(Records from a data source)

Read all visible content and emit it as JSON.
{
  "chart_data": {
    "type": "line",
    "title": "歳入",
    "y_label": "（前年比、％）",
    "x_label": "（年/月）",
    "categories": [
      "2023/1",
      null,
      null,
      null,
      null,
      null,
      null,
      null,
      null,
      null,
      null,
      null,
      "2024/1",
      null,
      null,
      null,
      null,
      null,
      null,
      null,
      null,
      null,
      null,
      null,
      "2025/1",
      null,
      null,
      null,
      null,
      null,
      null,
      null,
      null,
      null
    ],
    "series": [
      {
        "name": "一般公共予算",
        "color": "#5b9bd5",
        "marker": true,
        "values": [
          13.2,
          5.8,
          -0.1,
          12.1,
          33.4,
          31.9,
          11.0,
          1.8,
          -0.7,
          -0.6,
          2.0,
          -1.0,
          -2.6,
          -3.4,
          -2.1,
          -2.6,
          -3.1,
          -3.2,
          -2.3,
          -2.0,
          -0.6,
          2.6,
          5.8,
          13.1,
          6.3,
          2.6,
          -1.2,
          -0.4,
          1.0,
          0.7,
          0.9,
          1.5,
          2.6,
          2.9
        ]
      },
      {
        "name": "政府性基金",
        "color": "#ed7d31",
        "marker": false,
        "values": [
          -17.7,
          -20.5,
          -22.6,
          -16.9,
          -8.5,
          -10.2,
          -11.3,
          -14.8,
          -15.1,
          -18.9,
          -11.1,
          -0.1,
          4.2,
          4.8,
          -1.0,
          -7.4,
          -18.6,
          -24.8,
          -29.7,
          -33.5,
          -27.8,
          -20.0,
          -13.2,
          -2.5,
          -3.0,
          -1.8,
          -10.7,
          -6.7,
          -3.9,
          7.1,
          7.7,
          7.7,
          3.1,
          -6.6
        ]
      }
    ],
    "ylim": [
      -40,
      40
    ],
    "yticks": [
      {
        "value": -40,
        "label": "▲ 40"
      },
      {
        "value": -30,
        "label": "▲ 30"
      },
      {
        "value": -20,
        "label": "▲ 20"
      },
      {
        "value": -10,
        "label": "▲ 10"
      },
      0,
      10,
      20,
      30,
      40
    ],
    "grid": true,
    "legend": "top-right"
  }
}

### Exercise task
Return the whole listing exactly, with every line included.

### Expected output
Read all visible content and emit it as JSON.
{
  "chart_data": {
    "type": "line",
    "title": "歳入",
    "y_label": "（前年比、％）",
    "x_label": "（年/月）",
    "categories": [
      "2023/1",
      null,
      null,
      null,
      null,
      null,
      null,
      null,
      null,
      null,
      null,
      null,
      "2024/1",
      null,
      null,
      null,
      null,
      null,
      null,
      null,
      null,
      null,
      null,
      null,
      "2025/1",
      null,
      null,
      null,
      null,
      null,
      null,
      null,
      null,
      null
    ],
    "series": [
      {
        "name": "一般公共予算",
        "color": "#5b9bd5",
        "marker": true,
        "values": [
          13.2,
          5.8,
          -0.1,
          12.1,
          33.4,
          31.9,
          11.0,
          1.8,
          -0.7,
          -0.6,
          2.0,
          -1.0,
          -2.6,
          -3.4,
          -2.1,
          -2.6,
          -3.1,
          -3.2,
          -2.3,
          -2.0,
          -0.6,
          2.6,
          5.8,
          13.1,
          6.3,
          2.6,
          -1.2,
          -0.4,
          1.0,
          0.7,
          0.9,
          1.5,
          2.6,
          2.9
        ]
      },
      {
        "name": "政府性基金",
        "color": "#ed7d31",
        "marker": false,
        "values": [
          -17.7,
          -20.5,
          -22.6,
          -16.9,
          -8.5,
          -10.2,
          -11.3,
          -14.8,
          -15.1,
          -18.9,
          -11.1,
          -0.1,
          4.2,
          4.8,
          -1.0,
          -7.4,
          -18.6,
          -24.8,
          -29.7,
          -33.5,
          -27.8,
          -20.0,
          -13.2,
          -2.5,
          -3.0,
          -1.8,
          -10.7,
          -6.7,
          -3.9,
          7.1,
          7.7,
          7.7,
          3.1,
          -6.6
        ]
      }
    ],
    "ylim": [
      -40,
      40
    ],
    "yticks": [
      {
        "value": -40,
        "label": "▲ 40"
      },
      {
        "value": -30,
        "label": "▲ 30"
      },
      {
        "value": -20,
        "label": "▲ 20"
      },
      {
        "value": -10,
        "label": "▲ 10"
      },
      0,
      10,
      20,
      30,
      40
    ],
    "grid": true,
    "legend": "top-right"
  }
}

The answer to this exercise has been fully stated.